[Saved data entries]
··········
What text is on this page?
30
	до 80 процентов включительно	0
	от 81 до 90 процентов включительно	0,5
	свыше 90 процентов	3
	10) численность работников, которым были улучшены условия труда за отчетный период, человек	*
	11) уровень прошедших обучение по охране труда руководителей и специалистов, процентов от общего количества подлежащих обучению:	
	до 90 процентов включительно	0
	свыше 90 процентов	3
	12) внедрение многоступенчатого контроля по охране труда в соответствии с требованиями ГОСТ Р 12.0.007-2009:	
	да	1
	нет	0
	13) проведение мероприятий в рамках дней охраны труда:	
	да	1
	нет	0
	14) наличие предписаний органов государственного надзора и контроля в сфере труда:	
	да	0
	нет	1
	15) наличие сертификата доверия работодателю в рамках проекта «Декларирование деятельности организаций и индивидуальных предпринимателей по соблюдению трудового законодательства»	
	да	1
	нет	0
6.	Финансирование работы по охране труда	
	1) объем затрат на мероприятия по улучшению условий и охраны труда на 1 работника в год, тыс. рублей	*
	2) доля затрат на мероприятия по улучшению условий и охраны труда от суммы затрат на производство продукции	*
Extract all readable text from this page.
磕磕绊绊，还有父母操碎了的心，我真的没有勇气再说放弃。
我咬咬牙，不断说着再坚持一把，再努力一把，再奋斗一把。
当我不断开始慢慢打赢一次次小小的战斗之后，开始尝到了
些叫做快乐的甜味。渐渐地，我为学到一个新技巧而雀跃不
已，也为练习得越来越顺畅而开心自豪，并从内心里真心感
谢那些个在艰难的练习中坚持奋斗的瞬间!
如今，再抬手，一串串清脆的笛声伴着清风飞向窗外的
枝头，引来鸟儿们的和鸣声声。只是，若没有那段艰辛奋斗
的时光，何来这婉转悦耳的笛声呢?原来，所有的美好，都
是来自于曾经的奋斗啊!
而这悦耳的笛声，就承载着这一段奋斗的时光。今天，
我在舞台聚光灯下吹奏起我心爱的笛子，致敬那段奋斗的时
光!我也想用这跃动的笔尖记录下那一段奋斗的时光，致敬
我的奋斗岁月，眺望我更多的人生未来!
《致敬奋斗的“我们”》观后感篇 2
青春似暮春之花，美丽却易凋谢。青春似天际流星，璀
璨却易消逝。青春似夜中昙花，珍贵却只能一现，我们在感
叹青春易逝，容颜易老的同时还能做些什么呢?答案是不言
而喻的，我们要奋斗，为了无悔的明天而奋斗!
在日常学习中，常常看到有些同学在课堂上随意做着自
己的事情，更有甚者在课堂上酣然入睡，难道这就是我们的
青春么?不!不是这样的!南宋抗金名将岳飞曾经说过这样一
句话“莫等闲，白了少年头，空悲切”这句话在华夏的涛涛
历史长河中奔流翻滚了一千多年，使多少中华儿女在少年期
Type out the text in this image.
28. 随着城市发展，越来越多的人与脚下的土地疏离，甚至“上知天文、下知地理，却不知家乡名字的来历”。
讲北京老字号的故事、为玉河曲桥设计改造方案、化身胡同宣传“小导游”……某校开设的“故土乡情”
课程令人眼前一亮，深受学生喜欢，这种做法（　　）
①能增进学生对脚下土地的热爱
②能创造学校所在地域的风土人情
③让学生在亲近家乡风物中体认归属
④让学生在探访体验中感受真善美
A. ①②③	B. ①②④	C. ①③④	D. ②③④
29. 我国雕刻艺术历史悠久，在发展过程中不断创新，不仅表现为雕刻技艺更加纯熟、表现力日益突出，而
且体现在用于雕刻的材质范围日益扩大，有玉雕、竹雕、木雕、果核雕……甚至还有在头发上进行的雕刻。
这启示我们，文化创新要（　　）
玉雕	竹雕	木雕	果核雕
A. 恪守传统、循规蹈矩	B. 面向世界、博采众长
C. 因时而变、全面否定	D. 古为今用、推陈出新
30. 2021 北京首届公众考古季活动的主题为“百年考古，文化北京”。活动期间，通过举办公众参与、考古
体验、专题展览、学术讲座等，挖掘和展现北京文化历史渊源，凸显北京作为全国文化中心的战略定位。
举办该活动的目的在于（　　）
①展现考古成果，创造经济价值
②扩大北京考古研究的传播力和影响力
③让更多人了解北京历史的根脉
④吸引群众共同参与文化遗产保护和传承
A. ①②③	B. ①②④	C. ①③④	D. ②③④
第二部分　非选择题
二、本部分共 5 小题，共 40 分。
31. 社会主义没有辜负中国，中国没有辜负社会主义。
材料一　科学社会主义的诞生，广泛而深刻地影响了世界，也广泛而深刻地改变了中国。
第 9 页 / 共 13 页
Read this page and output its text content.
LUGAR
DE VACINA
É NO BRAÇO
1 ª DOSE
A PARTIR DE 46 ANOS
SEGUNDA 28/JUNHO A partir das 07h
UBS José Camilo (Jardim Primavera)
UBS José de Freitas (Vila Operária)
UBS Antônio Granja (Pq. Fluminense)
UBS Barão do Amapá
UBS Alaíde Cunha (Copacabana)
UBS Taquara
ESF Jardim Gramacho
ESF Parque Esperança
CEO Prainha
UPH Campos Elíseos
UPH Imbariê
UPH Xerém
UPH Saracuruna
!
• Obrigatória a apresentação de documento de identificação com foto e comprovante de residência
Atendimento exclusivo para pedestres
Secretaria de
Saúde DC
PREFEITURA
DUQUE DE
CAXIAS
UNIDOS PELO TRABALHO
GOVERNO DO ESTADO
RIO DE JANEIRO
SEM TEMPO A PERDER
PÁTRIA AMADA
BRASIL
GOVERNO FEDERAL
··········
[Given request]: Reproduce the lines word for word, starting at the one holding "Read this page and output its text content." and ending at the final line of the material above.

[Task output]:
Read this page and output its text content.
LUGAR
DE VACINA
É NO BRAÇO
1 ª DOSE
A PARTIR DE 46 ANOS
SEGUNDA 28/JUNHO A partir das 07h
UBS José Camilo (Jardim Primavera)
UBS José de Freitas (Vila Operária)
UBS Antônio Granja (Pq. Fluminense)
UBS Barão do Amapá
UBS Alaíde Cunha (Copacabana)
UBS Taquara
ESF Jardim Gramacho
ESF Parque Esperança
CEO Prainha
UPH Campos Elíseos
UPH Imbariê
UPH Xerém
UPH Saracuruna
!
• Obrigatória a apresentação de documento de identificação com foto e comprovante de residência
Atendimento exclusivo para pedestres
Secretaria de
Saúde DC
PREFEITURA
DUQUE DE
CAXIAS
UNIDOS PELO TRABALHO
GOVERNO DO ESTADO
RIO DE JANEIRO
SEM TEMPO A PERDER
PÁTRIA AMADA
BRASIL
GOVERNO FEDERAL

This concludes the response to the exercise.